REQUEST
In the material below, find how many lines contain the string "unità". Write only that number.

RECORDS SUPPLIED
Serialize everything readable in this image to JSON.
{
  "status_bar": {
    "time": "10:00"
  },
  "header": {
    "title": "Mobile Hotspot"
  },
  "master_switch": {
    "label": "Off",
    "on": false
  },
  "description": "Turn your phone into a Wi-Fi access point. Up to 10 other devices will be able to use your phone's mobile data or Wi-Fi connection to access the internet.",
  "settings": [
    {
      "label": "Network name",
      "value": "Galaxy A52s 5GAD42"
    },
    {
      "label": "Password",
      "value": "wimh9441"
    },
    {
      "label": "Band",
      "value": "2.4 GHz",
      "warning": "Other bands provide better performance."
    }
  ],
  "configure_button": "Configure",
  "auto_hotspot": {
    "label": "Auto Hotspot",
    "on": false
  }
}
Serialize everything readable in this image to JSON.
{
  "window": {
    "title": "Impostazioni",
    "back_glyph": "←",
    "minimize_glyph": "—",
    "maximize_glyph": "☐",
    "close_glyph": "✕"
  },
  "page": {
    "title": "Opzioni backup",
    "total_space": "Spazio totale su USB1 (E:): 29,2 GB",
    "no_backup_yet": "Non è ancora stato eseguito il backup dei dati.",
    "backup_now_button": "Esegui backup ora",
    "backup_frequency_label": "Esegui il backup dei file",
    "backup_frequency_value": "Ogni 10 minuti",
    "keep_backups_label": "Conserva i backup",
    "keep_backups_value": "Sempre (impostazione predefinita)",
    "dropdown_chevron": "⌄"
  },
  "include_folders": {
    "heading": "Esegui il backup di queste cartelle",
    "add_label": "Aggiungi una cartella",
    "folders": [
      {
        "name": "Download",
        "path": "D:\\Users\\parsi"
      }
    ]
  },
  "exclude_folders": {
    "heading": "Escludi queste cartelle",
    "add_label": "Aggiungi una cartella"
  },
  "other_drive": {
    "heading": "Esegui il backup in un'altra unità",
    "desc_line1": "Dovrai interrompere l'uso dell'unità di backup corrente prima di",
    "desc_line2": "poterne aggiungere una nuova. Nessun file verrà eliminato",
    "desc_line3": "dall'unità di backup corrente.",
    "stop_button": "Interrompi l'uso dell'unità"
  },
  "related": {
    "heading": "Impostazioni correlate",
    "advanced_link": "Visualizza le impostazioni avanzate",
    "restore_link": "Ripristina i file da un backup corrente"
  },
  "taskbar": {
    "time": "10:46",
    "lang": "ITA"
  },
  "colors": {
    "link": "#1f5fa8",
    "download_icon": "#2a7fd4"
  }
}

PROBLEM SOLUTION
4